-- Start of RECORDED DATA --

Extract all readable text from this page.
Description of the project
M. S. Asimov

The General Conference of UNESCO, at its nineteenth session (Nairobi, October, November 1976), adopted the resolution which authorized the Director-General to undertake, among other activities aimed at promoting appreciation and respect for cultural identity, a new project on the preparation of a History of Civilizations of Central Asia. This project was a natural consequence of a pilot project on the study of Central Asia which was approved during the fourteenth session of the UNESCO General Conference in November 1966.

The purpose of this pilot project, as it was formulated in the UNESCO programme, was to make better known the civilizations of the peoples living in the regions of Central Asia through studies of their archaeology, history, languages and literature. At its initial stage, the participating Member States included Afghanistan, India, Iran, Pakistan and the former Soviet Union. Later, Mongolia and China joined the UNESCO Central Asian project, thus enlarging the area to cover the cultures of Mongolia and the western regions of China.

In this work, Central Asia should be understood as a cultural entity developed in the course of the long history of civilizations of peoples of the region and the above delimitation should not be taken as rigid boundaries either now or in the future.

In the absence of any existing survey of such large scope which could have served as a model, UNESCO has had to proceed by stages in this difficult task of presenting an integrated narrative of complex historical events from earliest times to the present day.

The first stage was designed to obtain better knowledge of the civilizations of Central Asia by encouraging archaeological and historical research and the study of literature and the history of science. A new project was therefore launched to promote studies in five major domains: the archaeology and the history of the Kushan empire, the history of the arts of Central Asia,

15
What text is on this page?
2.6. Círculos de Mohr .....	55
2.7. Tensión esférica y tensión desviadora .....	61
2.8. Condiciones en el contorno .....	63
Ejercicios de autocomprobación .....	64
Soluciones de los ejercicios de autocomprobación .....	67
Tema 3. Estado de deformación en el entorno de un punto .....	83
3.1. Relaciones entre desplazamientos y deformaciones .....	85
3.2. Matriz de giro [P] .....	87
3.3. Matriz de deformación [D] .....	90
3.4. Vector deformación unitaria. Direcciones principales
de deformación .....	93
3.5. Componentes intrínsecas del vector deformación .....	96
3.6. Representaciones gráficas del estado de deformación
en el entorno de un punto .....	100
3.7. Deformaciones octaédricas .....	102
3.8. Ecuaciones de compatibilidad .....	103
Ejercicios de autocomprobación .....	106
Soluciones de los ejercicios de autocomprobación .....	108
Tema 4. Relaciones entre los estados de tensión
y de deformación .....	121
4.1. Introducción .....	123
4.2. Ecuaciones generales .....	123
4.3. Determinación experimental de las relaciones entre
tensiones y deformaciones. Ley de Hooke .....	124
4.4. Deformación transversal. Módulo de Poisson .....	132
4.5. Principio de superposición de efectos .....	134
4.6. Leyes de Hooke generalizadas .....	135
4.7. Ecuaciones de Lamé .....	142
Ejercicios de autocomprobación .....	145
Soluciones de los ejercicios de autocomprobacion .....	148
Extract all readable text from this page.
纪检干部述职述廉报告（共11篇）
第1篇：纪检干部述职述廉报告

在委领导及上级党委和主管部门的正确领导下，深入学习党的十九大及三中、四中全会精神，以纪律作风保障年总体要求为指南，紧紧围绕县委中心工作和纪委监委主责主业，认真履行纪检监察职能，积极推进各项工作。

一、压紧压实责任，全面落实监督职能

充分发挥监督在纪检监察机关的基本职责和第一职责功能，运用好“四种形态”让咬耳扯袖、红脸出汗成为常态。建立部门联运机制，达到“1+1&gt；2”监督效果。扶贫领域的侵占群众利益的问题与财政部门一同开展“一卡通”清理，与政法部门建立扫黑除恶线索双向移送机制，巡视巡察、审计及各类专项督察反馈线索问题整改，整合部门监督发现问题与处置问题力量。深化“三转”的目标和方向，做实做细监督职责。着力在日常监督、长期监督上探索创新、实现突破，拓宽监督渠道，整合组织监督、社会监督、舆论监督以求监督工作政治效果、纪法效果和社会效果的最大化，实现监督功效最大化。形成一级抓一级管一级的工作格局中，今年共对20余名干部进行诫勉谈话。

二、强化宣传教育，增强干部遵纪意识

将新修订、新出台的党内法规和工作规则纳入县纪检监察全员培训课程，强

-- End of RECORDED DATA --

§ **GIVEN EXERCISE**
Take the data above and return it exactly.

§ **TASK RESPONSE**
Extract all readable text from this page.
Description of the project
M. S. Asimov

The General Conference of UNESCO, at its nineteenth session (Nairobi, October, November 1976), adopted the resolution which authorized the Director-General to undertake, among other activities aimed at promoting appreciation and respect for cultural identity, a new project on the preparation of a History of Civilizations of Central Asia. This project was a natural consequence of a pilot project on the study of Central Asia which was approved during the fourteenth session of the UNESCO General Conference in November 1966.

The purpose of this pilot project, as it was formulated in the UNESCO programme, was to make better known the civilizations of the peoples living in the regions of Central Asia through studies of their archaeology, history, languages and literature. At its initial stage, the participating Member States included Afghanistan, India, Iran, Pakistan and the former Soviet Union. Later, Mongolia and China joined the UNESCO Central Asian project, thus enlarging the area to cover the cultures of Mongolia and the western regions of China.

In this work, Central Asia should be understood as a cultural entity developed in the course of the long history of civilizations of peoples of the region and the above delimitation should not be taken as rigid boundaries either now or in the future.

In the absence of any existing survey of such large scope which could have served as a model, UNESCO has had to proceed by stages in this difficult task of presenting an integrated narrative of complex historical events from earliest times to the present day.

The first stage was designed to obtain better knowledge of the civilizations of Central Asia by encouraging archaeological and historical research and the study of literature and the history of science. A new project was therefore launched to promote studies in five major domains: the archaeology and the history of the Kushan empire, the history of the arts of Central Asia,

15
What text is on this page?
2.6. Círculos de Mohr .....	55
2.7. Tensión esférica y tensión desviadora .....	61
2.8. Condiciones en el contorno .....	63
Ejercicios de autocomprobación .....	64
Soluciones de los ejercicios de autocomprobación .....	67
Tema 3. Estado de deformación en el entorno de un punto .....	83
3.1. Relaciones entre desplazamientos y deformaciones .....	85
3.2. Matriz de giro [P] .....	87
3.3. Matriz de deformación [D] .....	90
3.4. Vector deformación unitaria. Direcciones principales
de deformación .....	93
3.5. Componentes intrínsecas del vector deformación .....	96
3.6. Representaciones gráficas del estado de deformación
en el entorno de un punto .....	100
3.7. Deformaciones octaédricas .....	102
3.8. Ecuaciones de compatibilidad .....	103
Ejercicios de autocomprobación .....	106
Soluciones de los ejercicios de autocomprobación .....	108
Tema 4. Relaciones entre los estados de tensión
y de deformación .....	121
4.1. Introducción .....	123
4.2. Ecuaciones generales .....	123
4.3. Determinación experimental de las relaciones entre
tensiones y deformaciones. Ley de Hooke .....	124
4.4. Deformación transversal. Módulo de Poisson .....	132
4.5. Principio de superposición de efectos .....	134
4.6. Leyes de Hooke generalizadas .....	135
4.7. Ecuaciones de Lamé .....	142
Ejercicios de autocomprobación .....	145
Soluciones de los ejercicios de autocomprobacion .....	148
Extract all readable text from this page.
纪检干部述职述廉报告（共11篇）
第1篇：纪检干部述职述廉报告

在委领导及上级党委和主管部门的正确领导下，深入学习党的十九大及三中、四中全会精神，以纪律作风保障年总体要求为指南，紧紧围绕县委中心工作和纪委监委主责主业，认真履行纪检监察职能，积极推进各项工作。

一、压紧压实责任，全面落实监督职能

充分发挥监督在纪检监察机关的基本职责和第一职责功能，运用好“四种形态”让咬耳扯袖、红脸出汗成为常态。建立部门联运机制，达到“1+1&gt；2”监督效果。扶贫领域的侵占群众利益的问题与财政部门一同开展“一卡通”清理，与政法部门建立扫黑除恶线索双向移送机制，巡视巡察、审计及各类专项督察反馈线索问题整改，整合部门监督发现问题与处置问题力量。深化“三转”的目标和方向，做实做细监督职责。着力在日常监督、长期监督上探索创新、实现突破，拓宽监督渠道，整合组织监督、社会监督、舆论监督以求监督工作政治效果、纪法效果和社会效果的最大化，实现监督功效最大化。形成一级抓一级管一级的工作格局中，今年共对20余名干部进行诫勉谈话。

二、强化宣传教育，增强干部遵纪意识

将新修订、新出台的党内法规和工作规则纳入县纪检监察全员培训课程，强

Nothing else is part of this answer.